**Excerpt to read**:

• • • • • • •

Tag Archives: King Curtis

The quietest New Year’s Eve

What are we doing New Year’s Eve? Oh, not much. Just sticking close to home, staying socially distanced.

“When the bells all ring and the horns all blow
“And the couples that we know are fondly kissing
“Will I be with you or will I be among the missing?”

We’re all among this missing this year, making this classic all the more poignant as 2020 finally ends. Maybe next New Year’s Eve.

Written by Frank Loesser in 1947, “What Are You Doing New Year’s Eve” has been described as the only notable jazz standard with a New Year’s Eve theme. This sophisticated tune tempers an unrequited love with some hope. We all could use some hope these days.

It’s great no matter who does it. Let’s go.

It’s the ’60s. You’re in a roadhouse, the one hard by the tracks. You hear this.

• • • • • • •

Labeled box records:

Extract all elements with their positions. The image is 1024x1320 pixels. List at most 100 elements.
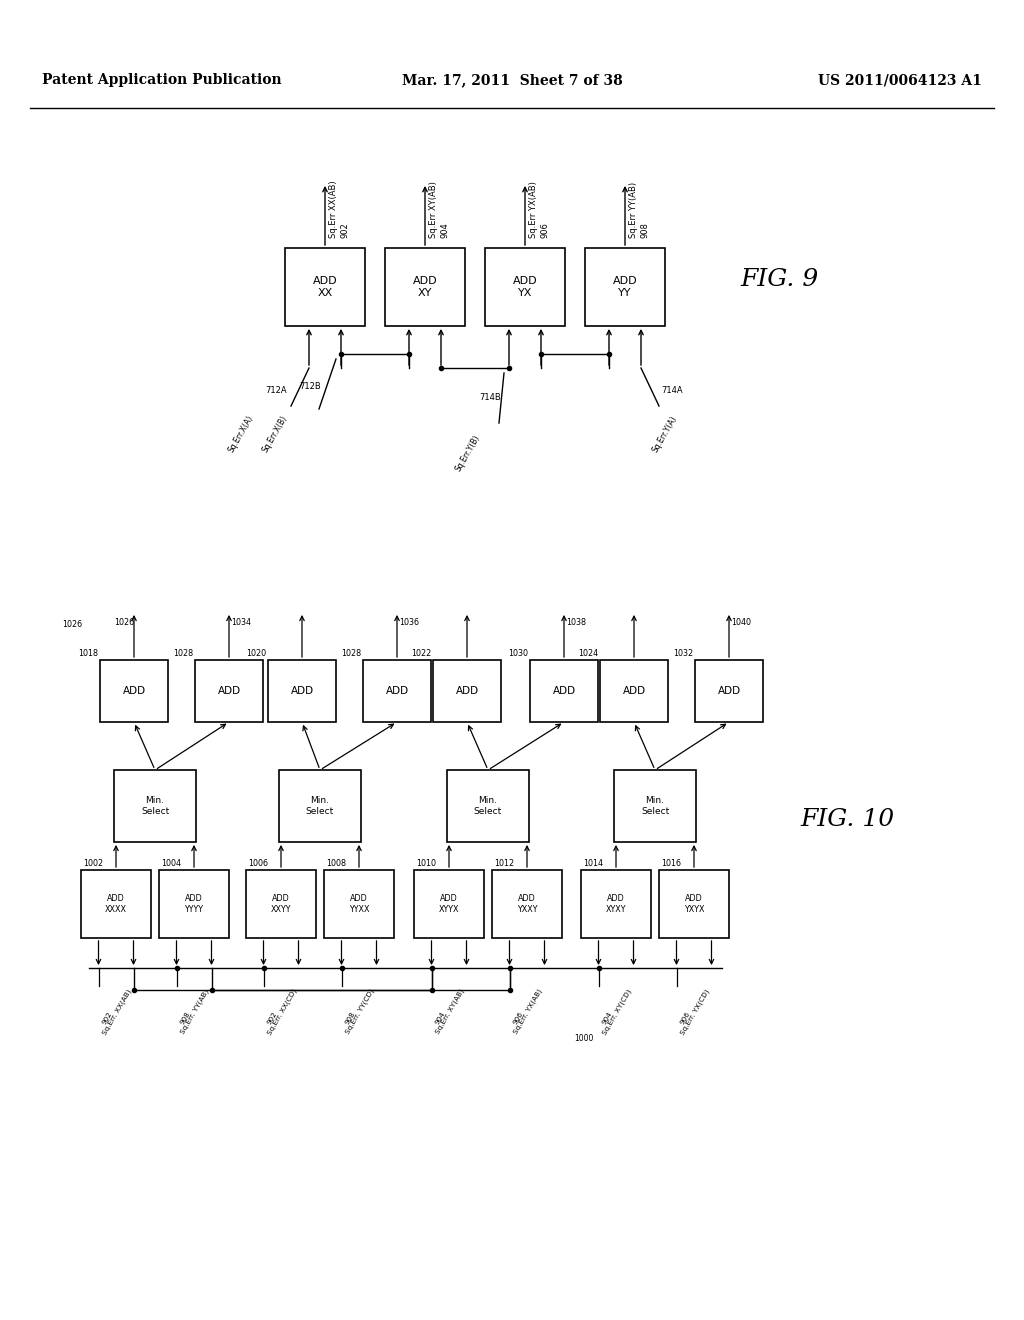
Text: Sq.Err.X(A): Sq.Err.X(A) [227,414,255,454]
Bar [485,248,565,326]
Text: ADD: ADD [623,686,645,696]
Bar [414,870,484,939]
Bar [285,248,365,326]
Text: 1028: 1028 [341,649,361,657]
Text: 902: 902 [101,1010,114,1026]
Text: Mar. 17, 2011  Sheet 7 of 38: Mar. 17, 2011 Sheet 7 of 38 [401,73,623,87]
Text: 1002: 1002 [83,859,103,869]
Text: ADD: ADD [552,686,575,696]
Text: 714A: 714A [662,385,683,395]
Text: 908: 908 [179,1010,191,1026]
Bar [268,660,336,722]
Text: 904: 904 [434,1010,446,1026]
Text: 1022: 1022 [411,649,431,657]
Bar [530,660,598,722]
Text: 714B: 714B [479,393,501,403]
Text: ADD
YYXX: ADD YYXX [349,895,370,913]
Text: Patent Application Publication: Patent Application Publication [42,73,282,87]
Text: 908: 908 [640,222,649,238]
Text: 906: 906 [540,222,549,238]
Text: 908: 908 [344,1010,356,1026]
Text: 1036: 1036 [399,618,419,627]
Text: ADD
XYYX: ADD XYYX [438,895,459,913]
Text: 906: 906 [512,1010,524,1026]
Bar [195,660,263,722]
Text: ADD
YY: ADD YY [612,276,637,298]
Text: 1020: 1020 [246,649,266,657]
Text: 1026: 1026 [62,620,82,630]
Text: ADD: ADD [385,686,409,696]
Bar [581,870,651,939]
Bar [600,660,668,722]
Text: 1000: 1000 [574,1034,594,1043]
Text: Sq.Err YY(AB): Sq.Err YY(AB) [629,182,638,238]
Bar [114,770,196,842]
Text: FIG. 10: FIG. 10 [800,808,894,832]
Bar [659,870,729,939]
Text: ADD
XY: ADD XY [413,276,437,298]
Text: Min.
Select: Min. Select [306,796,334,816]
Bar [362,660,431,722]
Bar [81,870,151,939]
Bar [585,248,665,326]
Text: Sq.Err. YX(CD): Sq.Err. YX(CD) [680,987,711,1036]
Text: ADD
XX: ADD XX [312,276,337,298]
Text: Sq.Err. XY(AB): Sq.Err. XY(AB) [434,987,466,1035]
Text: Sq.Err. YY(AB): Sq.Err. YY(AB) [179,987,210,1035]
Bar [492,870,562,939]
Text: Sq.Err. XX(AB): Sq.Err. XX(AB) [101,987,133,1036]
Text: 712B: 712B [299,381,321,391]
Text: Sq.Err XY(AB): Sq.Err XY(AB) [429,181,438,238]
Bar [385,248,465,326]
Text: 1032: 1032 [673,649,693,657]
Bar [159,870,229,939]
Text: 904: 904 [601,1010,613,1026]
Text: Sq.Err. YX(AB): Sq.Err. YX(AB) [512,987,544,1035]
Text: 1008: 1008 [326,859,346,869]
Text: 906: 906 [680,1010,691,1026]
Text: 1012: 1012 [494,859,514,869]
Text: 1006: 1006 [248,859,268,869]
Text: Sq.Err.Y(B): Sq.Err.Y(B) [454,433,482,473]
Text: Sq.Err YX(AB): Sq.Err YX(AB) [529,181,538,238]
Text: 1038: 1038 [566,618,586,627]
Text: ADD
XXYY: ADD XXYY [270,895,291,913]
Text: 1030: 1030 [508,649,528,657]
Text: 1024: 1024 [578,649,598,657]
Bar [324,870,394,939]
Text: Sq.Err. YY(CD): Sq.Err. YY(CD) [344,987,376,1035]
Text: ADD
YXYX: ADD YXYX [684,895,705,913]
Text: US 2011/0064123 A1: US 2011/0064123 A1 [818,73,982,87]
Text: 1014: 1014 [583,859,603,869]
Text: Sq.Err.X(B): Sq.Err.X(B) [261,414,290,454]
Bar [100,660,168,722]
Text: ADD: ADD [217,686,241,696]
Text: 902: 902 [266,1010,279,1026]
Text: 1040: 1040 [731,618,751,627]
Bar [279,770,361,842]
Bar [614,770,696,842]
Text: 1018: 1018 [78,649,98,657]
Text: Min.
Select: Min. Select [474,796,502,816]
Text: ADD: ADD [291,686,313,696]
Text: Sq.Err. XX(CD): Sq.Err. XX(CD) [266,987,298,1036]
Text: 1028: 1028 [173,649,193,657]
Text: ADD
XYXY: ADD XYXY [606,895,627,913]
Text: FIG. 9: FIG. 9 [740,268,818,292]
Text: ADD: ADD [456,686,478,696]
Text: ADD: ADD [718,686,740,696]
Text: 1016: 1016 [662,859,681,869]
Text: Min.
Select: Min. Select [141,796,169,816]
Text: 902: 902 [340,222,349,238]
Bar [246,870,316,939]
Bar [695,660,763,722]
Text: 712A: 712A [265,385,287,395]
Text: 1010: 1010 [416,859,436,869]
Text: Sq.Err.Y(A): Sq.Err.Y(A) [651,414,679,454]
Text: ADD
YX: ADD YX [513,276,538,298]
Text: ADD
YYYY: ADD YYYY [184,895,204,913]
Text: 904: 904 [440,222,449,238]
Text: ADD
YXXY: ADD YXXY [517,895,538,913]
Text: Min.
Select: Min. Select [641,796,669,816]
Text: ADD: ADD [123,686,145,696]
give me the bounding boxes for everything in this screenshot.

• • • • • • •

**Problems to work on**:
1) According to the blog post about the New Year's Eve song, who wrote "What Are You Doing New Year's Eve," and in what year?
2) Reproduce the blog post about the New Year's Eve song word for word, starting at "We’re all among" and ending at "hope these days.".
3) Pick up the blog post about the New Year's Eve song after its last sentence and keep writing it.

**Answers to the tasks**:
1) Frank Loesser wrote it in 1947.

2)
We’re all among this missing this year, making this classic all the more poignant as 2020 finally ends. Maybe next New Year’s Eve.

Written by Frank Loesser in 1947, “What Are You Doing New Year’s Eve” has been described as the only notable jazz standard with a New Year’s Eve theme. This sophisticated tune tempers an unrequited love with some hope. We all could use some hope these days.

3)
“What Are You Doing New Year’s Eve,” King Curtis, from “Soul Christmas,” 1968. (Recorded on Oct. 23, 1968, at Atlantic Studios in New York. That’s Duane Allman on guitar.)

Then you head uptown to a nightclub. You hear this …

“What Are You Doing New Year’s Eve,” the Ramsey Lewis Trio,” from “Sound of Christmas,” 1961.

… and this …

steveeydieholidayfeelinglp

“What Are You Doing New Year’s Eve,” Eydie Gorme, from “That Holiday Feeling!” Steve Lawrence and Eydie Gorme, 1964. (Steve sits this one out.)

… and this.

“What Are You Doing New Year’s Eve,” Lou Rawls, from “Merry Christmas Ho Ho Ho,” 1967.

Four decades later, you wander into a hotel ballroom …

setzerdigcrazyxmascd

“What Are You Doing New Year’s Eve,” Brian Setzer and Julie Reiten, from “Dig That Crazy Christmas,” the Brian Setzer Orchestra, 2005.

This blog post originally appeared here in different form … 10 years ago. Man. Where does the time go?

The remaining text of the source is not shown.